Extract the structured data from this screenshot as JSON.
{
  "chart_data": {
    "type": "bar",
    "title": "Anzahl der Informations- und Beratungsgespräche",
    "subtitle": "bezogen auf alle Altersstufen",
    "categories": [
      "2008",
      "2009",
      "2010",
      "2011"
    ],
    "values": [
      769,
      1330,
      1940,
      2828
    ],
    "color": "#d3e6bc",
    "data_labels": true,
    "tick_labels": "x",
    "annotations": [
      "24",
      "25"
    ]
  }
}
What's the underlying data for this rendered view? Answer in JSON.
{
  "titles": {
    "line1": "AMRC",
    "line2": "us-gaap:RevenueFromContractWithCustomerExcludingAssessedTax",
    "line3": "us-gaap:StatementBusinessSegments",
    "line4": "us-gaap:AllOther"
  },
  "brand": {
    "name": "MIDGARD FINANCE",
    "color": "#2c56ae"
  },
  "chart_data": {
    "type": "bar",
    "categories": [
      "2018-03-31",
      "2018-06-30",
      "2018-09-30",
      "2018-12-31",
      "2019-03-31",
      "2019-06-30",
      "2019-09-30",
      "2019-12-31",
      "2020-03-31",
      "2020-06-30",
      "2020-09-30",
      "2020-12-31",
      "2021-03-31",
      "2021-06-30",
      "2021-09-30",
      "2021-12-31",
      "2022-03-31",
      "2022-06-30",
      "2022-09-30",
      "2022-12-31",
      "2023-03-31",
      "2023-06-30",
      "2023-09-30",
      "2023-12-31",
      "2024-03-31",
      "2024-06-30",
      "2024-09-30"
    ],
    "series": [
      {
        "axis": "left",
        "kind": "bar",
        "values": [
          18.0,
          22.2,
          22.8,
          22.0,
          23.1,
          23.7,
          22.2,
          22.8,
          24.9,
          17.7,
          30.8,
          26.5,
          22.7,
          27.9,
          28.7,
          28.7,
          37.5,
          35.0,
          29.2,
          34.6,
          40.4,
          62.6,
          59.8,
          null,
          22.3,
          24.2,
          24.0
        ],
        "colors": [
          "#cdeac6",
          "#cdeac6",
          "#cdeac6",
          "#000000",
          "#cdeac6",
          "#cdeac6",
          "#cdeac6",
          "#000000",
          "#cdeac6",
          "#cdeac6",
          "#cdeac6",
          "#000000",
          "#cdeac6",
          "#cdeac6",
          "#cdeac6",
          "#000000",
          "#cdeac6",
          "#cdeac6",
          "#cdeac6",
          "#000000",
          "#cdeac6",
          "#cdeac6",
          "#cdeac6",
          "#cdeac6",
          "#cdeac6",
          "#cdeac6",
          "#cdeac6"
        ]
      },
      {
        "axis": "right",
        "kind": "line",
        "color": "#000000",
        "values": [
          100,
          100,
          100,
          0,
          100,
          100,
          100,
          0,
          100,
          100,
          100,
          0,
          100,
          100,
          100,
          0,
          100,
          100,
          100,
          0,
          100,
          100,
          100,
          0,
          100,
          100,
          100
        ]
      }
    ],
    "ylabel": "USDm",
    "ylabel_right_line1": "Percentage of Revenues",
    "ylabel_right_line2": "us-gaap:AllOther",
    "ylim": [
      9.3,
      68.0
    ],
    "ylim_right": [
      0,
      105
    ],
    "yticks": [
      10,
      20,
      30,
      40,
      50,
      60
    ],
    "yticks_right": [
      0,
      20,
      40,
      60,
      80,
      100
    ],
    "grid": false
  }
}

- - - - -

Aim of the exercise :: Each record must be repeated exactly as it is.

Answer ::
Extract the structured data from this screenshot as JSON.
{
  "chart_data": {
    "type": "bar",
    "title": "Anzahl der Informations- und Beratungsgespräche",
    "subtitle": "bezogen auf alle Altersstufen",
    "categories": [
      "2008",
      "2009",
      "2010",
      "2011"
    ],
    "values": [
      769,
      1330,
      1940,
      2828
    ],
    "color": "#d3e6bc",
    "data_labels": true,
    "tick_labels": "x",
    "annotations": [
      "24",
      "25"
    ]
  }
}
What's the underlying data for this rendered view? Answer in JSON.
{
  "titles": {
    "line1": "AMRC",
    "line2": "us-gaap:RevenueFromContractWithCustomerExcludingAssessedTax",
    "line3": "us-gaap:StatementBusinessSegments",
    "line4": "us-gaap:AllOther"
  },
  "brand": {
    "name": "MIDGARD FINANCE",
    "color": "#2c56ae"
  },
  "chart_data": {
    "type": "bar",
    "categories": [
      "2018-03-31",
      "2018-06-30",
      "2018-09-30",
      "2018-12-31",
      "2019-03-31",
      "2019-06-30",
      "2019-09-30",
      "2019-12-31",
      "2020-03-31",
      "2020-06-30",
      "2020-09-30",
      "2020-12-31",
      "2021-03-31",
      "2021-06-30",
      "2021-09-30",
      "2021-12-31",
      "2022-03-31",
      "2022-06-30",
      "2022-09-30",
      "2022-12-31",
      "2023-03-31",
      "2023-06-30",
      "2023-09-30",
      "2023-12-31",
      "2024-03-31",
      "2024-06-30",
      "2024-09-30"
    ],
    "series": [
      {
        "axis": "left",
        "kind": "bar",
        "values": [
          18.0,
          22.2,
          22.8,
          22.0,
          23.1,
          23.7,
          22.2,
          22.8,
          24.9,
          17.7,
          30.8,
          26.5,
          22.7,
          27.9,
          28.7,
          28.7,
          37.5,
          35.0,
          29.2,
          34.6,
          40.4,
          62.6,
          59.8,
          null,
          22.3,
          24.2,
          24.0
        ],
        "colors": [
          "#cdeac6",
          "#cdeac6",
          "#cdeac6",
          "#000000",
          "#cdeac6",
          "#cdeac6",
          "#cdeac6",
          "#000000",
          "#cdeac6",
          "#cdeac6",
          "#cdeac6",
          "#000000",
          "#cdeac6",
          "#cdeac6",
          "#cdeac6",
          "#000000",
          "#cdeac6",
          "#cdeac6",
          "#cdeac6",
          "#000000",
          "#cdeac6",
          "#cdeac6",
          "#cdeac6",
          "#cdeac6",
          "#cdeac6",
          "#cdeac6",
          "#cdeac6"
        ]
      },
      {
        "axis": "right",
        "kind": "line",
        "color": "#000000",
        "values": [
          100,
          100,
          100,
          0,
          100,
          100,
          100,
          0,
          100,
          100,
          100,
          0,
          100,
          100,
          100,
          0,
          100,
          100,
          100,
          0,
          100,
          100,
          100,
          0,
          100,
          100,
          100
        ]
      }
    ],
    "ylabel": "USDm",
    "ylabel_right_line1": "Percentage of Revenues",
    "ylabel_right_line2": "us-gaap:AllOther",
    "ylim": [
      9.3,
      68.0
    ],
    "ylim_right": [
      0,
      105
    ],
    "yticks": [
      10,
      20,
      30,
      40,
      50,
      60
    ],
    "yticks_right": [
      0,
      20,
      40,
      60,
      80,
      100
    ],
    "grid": false
  }
}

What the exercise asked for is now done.